Given instruction - Copy every line in which the string "icon" occurs.

__________

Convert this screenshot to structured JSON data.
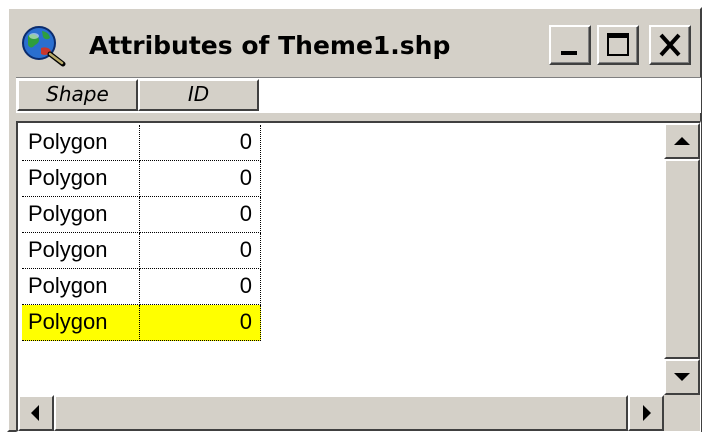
{
  "window": {
    "title": "Attributes of Theme1.shp",
    "icon": "globe-magnifier-icon"
  },
  "titlebar_buttons": [
    {
      "name": "minimize",
      "icon": "minimize-icon"
    },
    {
      "name": "maximize",
      "icon": "maximize-icon"
    },
    {
      "name": "close",
      "icon": "close-icon"
    }
  ],
  "table": {
    "columns": [
      "Shape",
      "ID"
    ],
    "rows": [
      {
        "shape": "Polygon",
        "id": "0"
      },
      {
        "shape": "Polygon",
        "id": "0"
      },
      {
        "shape": "Polygon",
        "id": "0"
      },
      {
        "shape": "Polygon",
        "id": "0"
      },
      {
        "shape": "Polygon",
        "id": "0"
      },
      {
        "shape": "Polygon",
        "id": "0",
        "selected": true
      }
    ],
    "selected_row_color": "#ffff00"
  },
  "scrollbars": {
    "vertical": {
      "up": "arrow-up-icon",
      "down": "arrow-down-icon"
    },
    "horizontal": {
      "left": "arrow-left-icon",
      "right": "arrow-right-icon"
    }
  },
  "colors": {
    "face": "#d4d0c8",
    "selection": "#ffff00"
  }
}
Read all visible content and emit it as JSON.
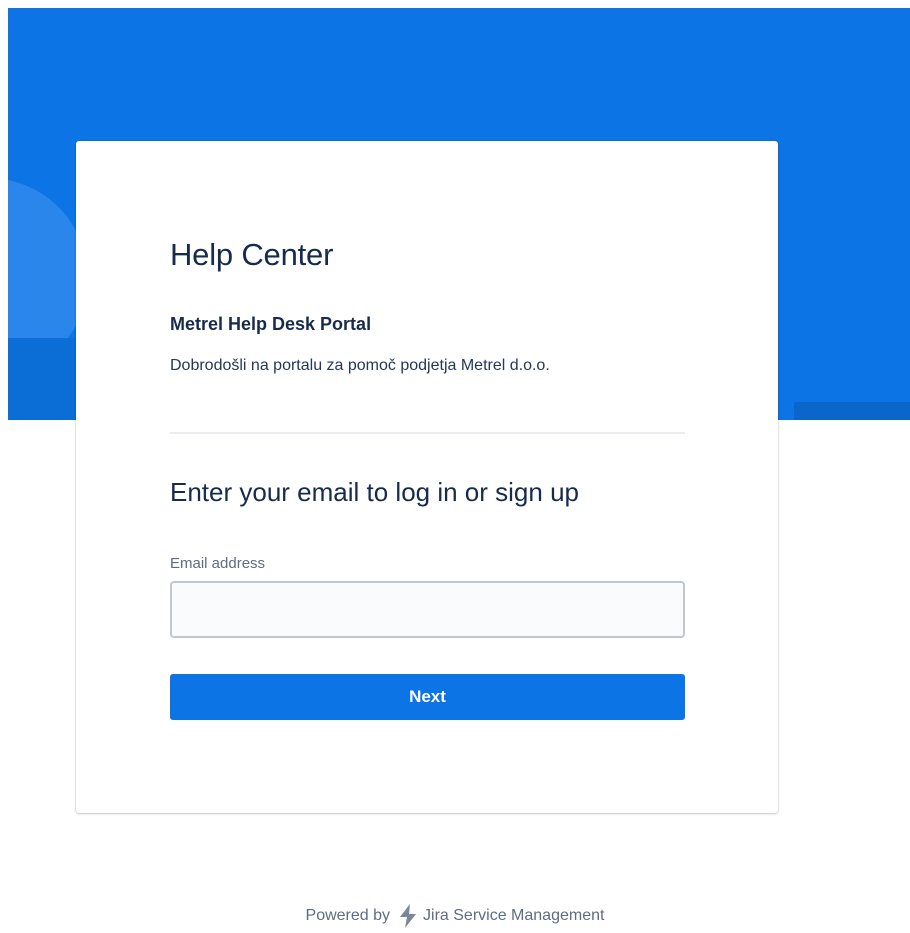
{
  "colors": {
    "brand_blue": "#0c74e4",
    "heading_text": "#172b4d",
    "muted_text": "#5e6c84"
  },
  "card": {
    "help_center_title": "Help Center",
    "portal_name": "Metrel Help Desk Portal",
    "portal_description": "Dobrodošli na portalu za pomoč podjetja Metrel d.o.o."
  },
  "login": {
    "heading": "Enter your email to log in or sign up",
    "email_label": "Email address",
    "email_value": "",
    "next_label": "Next"
  },
  "footer": {
    "powered_by": "Powered by",
    "product_name": "Jira Service Management",
    "icon": "jira-service-management-icon"
  }
}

__________

Result -
    "icon": "globe-magnifier-icon"
      "icon": "minimize-icon"
      "icon": "maximize-icon"
      "icon": "close-icon"
      "up": "arrow-up-icon",
      "down": "arrow-down-icon"
      "left": "arrow-left-icon",
      "right": "arrow-right-icon"
    "icon": "jira-service-management-icon"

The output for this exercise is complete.